Take each line that has the word "периода" and return it.

Stored records
╭──

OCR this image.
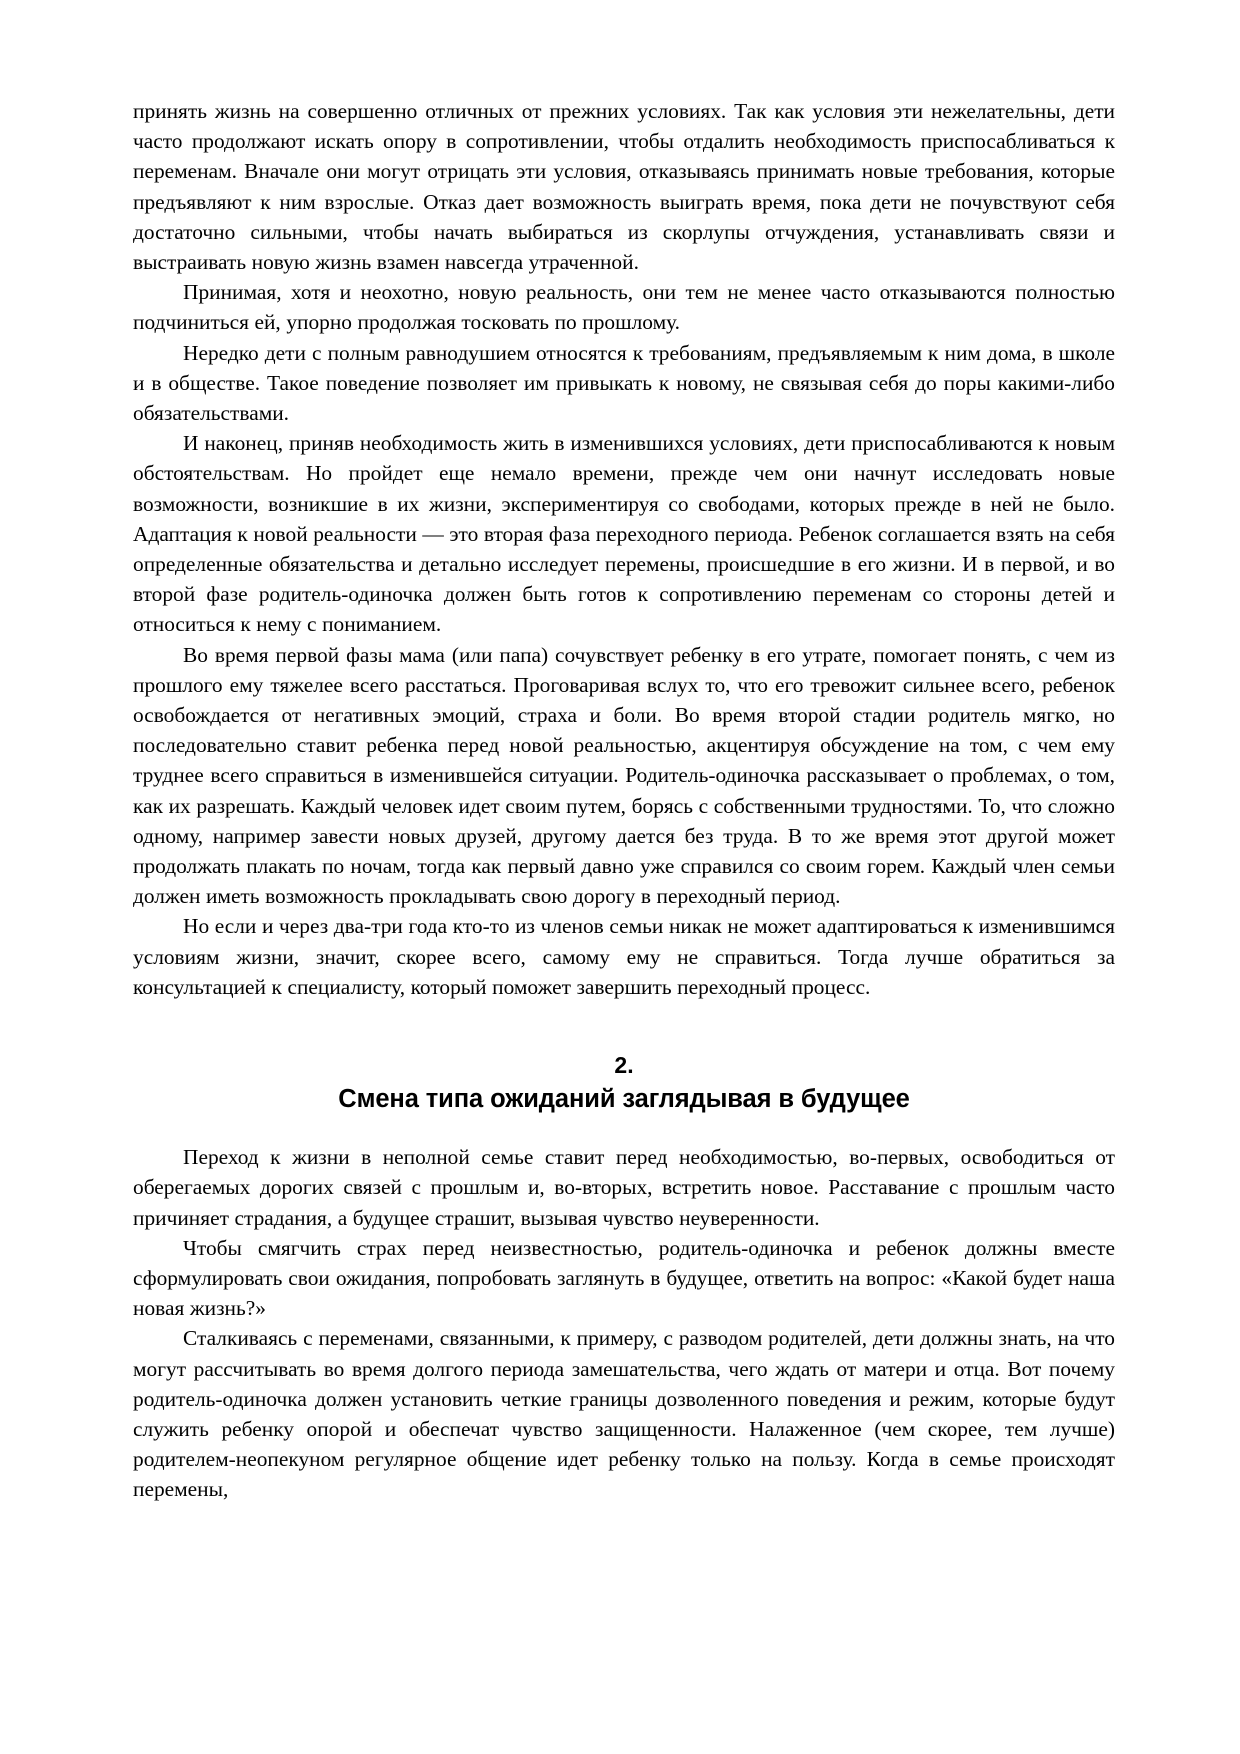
принять жизнь на совершенно отличных от прежних условиях. Так как условия эти нежелательны, дети часто продолжают искать опору в сопротивлении, чтобы отдалить необходимость приспосабливаться к переменам. Вначале они могут отрицать эти условия, отказываясь принимать новые требования, которые предъявляют к ним взрослые. Отказ дает возможность выиграть время, пока дети не почувствуют себя достаточно сильными, чтобы начать выбираться из скорлупы отчуждения, устанавливать связи и выстраивать новую жизнь взамен навсегда утраченной.

Принимая, хотя и неохотно, новую реальность, они тем не менее часто отказываются полностью подчиниться ей, упорно продолжая тосковать по прошлому.

Нередко дети с полным равнодушием относятся к требованиям, предъявляемым к ним дома, в школе и в обществе. Такое поведение позволяет им привыкать к новому, не связывая себя до поры какими-либо обязательствами.

И наконец, приняв необходимость жить в изменившихся условиях, дети приспосабливаются к новым обстоятельствам. Но пройдет еще немало времени, прежде чем они начнут исследовать новые возможности, возникшие в их жизни, экспериментируя со свободами, которых прежде в ней не было. Адаптация к новой реальности — это вторая фаза переходного периода. Ребенок соглашается взять на себя определенные обязательства и детально исследует перемены, происшедшие в его жизни. И в первой, и во второй фазе родитель-одиночка должен быть готов к сопротивлению переменам со стороны детей и относиться к нему с пониманием.

Во время первой фазы мама (или папа) сочувствует ребенку в его утрате, помогает понять, с чем из прошлого ему тяжелее всего расстаться. Проговаривая вслух то, что его тревожит сильнее всего, ребенок освобождается от негативных эмоций, страха и боли. Во время второй стадии родитель мягко, но последовательно ставит ребенка перед новой реальностью, акцентируя обсуждение на том, с чем ему труднее всего справиться в изменившейся ситуации. Родитель-одиночка рассказывает о проблемах, о том, как их разрешать. Каждый человек идет своим путем, борясь с собственными трудностями. То, что сложно одному, например завести новых друзей, другому дается без труда. В то же время этот другой может продолжать плакать по ночам, тогда как первый давно уже справился со своим горем. Каждый член семьи должен иметь возможность прокладывать свою дорогу в переходный период.

Но если и через два-три года кто-то из членов семьи никак не может адаптироваться к изменившимся условиям жизни, значит, скорее всего, самому ему не справиться. Тогда лучше обратиться за консультацией к специалисту, который поможет завершить переходный процесс.

2.
Смена типа ожиданий заглядывая в будущее

Переход к жизни в неполной семье ставит перед необходимостью, во-первых, освободиться от оберегаемых дорогих связей с прошлым и, во-вторых, встретить новое. Расставание с прошлым часто причиняет страдания, а будущее страшит, вызывая чувство неуверенности.

Чтобы смягчить страх перед неизвестностью, родитель-одиночка и ребенок должны вместе сформулировать свои ожидания, попробовать заглянуть в будущее, ответить на вопрос: «Какой будет наша новая жизнь?»

Сталкиваясь с переменами, связанными, к примеру, с разводом родителей, дети должны знать, на что могут рассчитывать во время долгого периода замешательства, чего ждать от матери и отца. Вот почему родитель-одиночка должен установить четкие границы дозволенного поведения и режим, которые будут служить ребенку опорой и обеспечат чувство защищенности. Налаженное (чем скорее, тем лучше) родителем-неопекуном регулярное общение идет ребенку только на пользу. Когда в семье происходят перемены,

╰──

■ **ANSWER BELOW**:
И наконец, приняв необходимость жить в изменившихся условиях, дети приспосабливаются к новым обстоятельствам. Но пройдет еще немало времени, прежде чем они начнут исследовать новые возможности, возникшие в их жизни, экспериментируя со свободами, которых прежде в ней не было. Адаптация к новой реальности — это вторая фаза переходного периода. Ребенок соглашается взять на себя определенные обязательства и детально исследует перемены, происшедшие в его жизни. И в первой, и во второй фазе родитель-одиночка должен быть готов к сопротивлению переменам со стороны детей и относиться к нему с пониманием.
Сталкиваясь с переменами, связанными, к примеру, с разводом родителей, дети должны знать, на что могут рассчитывать во время долгого периода замешательства, чего ждать от матери и отца. Вот почему родитель-одиночка должен установить четкие границы дозволенного поведения и режим, которые будут служить ребенку опорой и обеспечат чувство защищенности. Налаженное (чем скорее, тем лучше) родителем-неопекуном регулярное общение идет ребенку только на пользу. Когда в семье происходят перемены,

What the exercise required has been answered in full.